THE TASK → Reply with one number: the count of lines in the data that hold the string "个小朋友".

■ ■ ■ ■ ■ ■ ■

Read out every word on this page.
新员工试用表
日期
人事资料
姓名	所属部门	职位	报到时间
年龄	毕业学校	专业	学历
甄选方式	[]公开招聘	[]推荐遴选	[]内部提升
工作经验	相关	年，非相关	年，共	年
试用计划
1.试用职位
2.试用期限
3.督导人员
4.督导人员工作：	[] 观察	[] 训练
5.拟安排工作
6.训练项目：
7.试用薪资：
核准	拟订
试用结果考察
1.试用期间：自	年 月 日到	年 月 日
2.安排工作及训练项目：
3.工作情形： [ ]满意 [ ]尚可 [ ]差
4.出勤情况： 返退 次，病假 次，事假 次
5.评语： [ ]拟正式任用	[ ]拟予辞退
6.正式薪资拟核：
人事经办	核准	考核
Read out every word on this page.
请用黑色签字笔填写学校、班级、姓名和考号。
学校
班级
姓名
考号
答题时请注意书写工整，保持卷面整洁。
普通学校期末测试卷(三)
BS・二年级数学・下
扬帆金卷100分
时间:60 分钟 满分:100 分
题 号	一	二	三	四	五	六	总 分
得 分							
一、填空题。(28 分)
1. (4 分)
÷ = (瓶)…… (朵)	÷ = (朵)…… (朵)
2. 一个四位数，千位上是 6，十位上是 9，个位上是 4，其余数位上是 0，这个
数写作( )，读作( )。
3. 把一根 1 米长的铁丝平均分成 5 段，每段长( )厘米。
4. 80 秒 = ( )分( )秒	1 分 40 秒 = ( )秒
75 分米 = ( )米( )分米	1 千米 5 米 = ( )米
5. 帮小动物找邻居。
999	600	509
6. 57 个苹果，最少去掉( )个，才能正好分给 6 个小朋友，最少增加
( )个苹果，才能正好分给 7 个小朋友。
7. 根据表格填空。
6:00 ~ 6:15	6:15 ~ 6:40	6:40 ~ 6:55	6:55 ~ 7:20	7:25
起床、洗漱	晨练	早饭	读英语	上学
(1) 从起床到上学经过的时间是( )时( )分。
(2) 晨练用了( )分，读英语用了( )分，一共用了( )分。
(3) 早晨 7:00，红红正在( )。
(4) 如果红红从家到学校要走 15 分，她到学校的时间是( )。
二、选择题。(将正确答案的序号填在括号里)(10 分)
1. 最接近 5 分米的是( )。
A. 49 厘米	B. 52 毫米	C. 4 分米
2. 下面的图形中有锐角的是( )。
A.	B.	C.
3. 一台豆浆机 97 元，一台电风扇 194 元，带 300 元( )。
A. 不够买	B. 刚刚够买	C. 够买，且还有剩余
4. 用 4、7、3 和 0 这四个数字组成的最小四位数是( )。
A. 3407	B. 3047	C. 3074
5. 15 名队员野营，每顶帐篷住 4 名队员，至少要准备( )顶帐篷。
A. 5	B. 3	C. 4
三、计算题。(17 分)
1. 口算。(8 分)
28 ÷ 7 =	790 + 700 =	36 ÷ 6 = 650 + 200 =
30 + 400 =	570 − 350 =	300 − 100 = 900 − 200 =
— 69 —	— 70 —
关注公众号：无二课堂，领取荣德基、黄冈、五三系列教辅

■ ■ ■ ■ ■ ■ ■

THE COMPLETED TASK → 2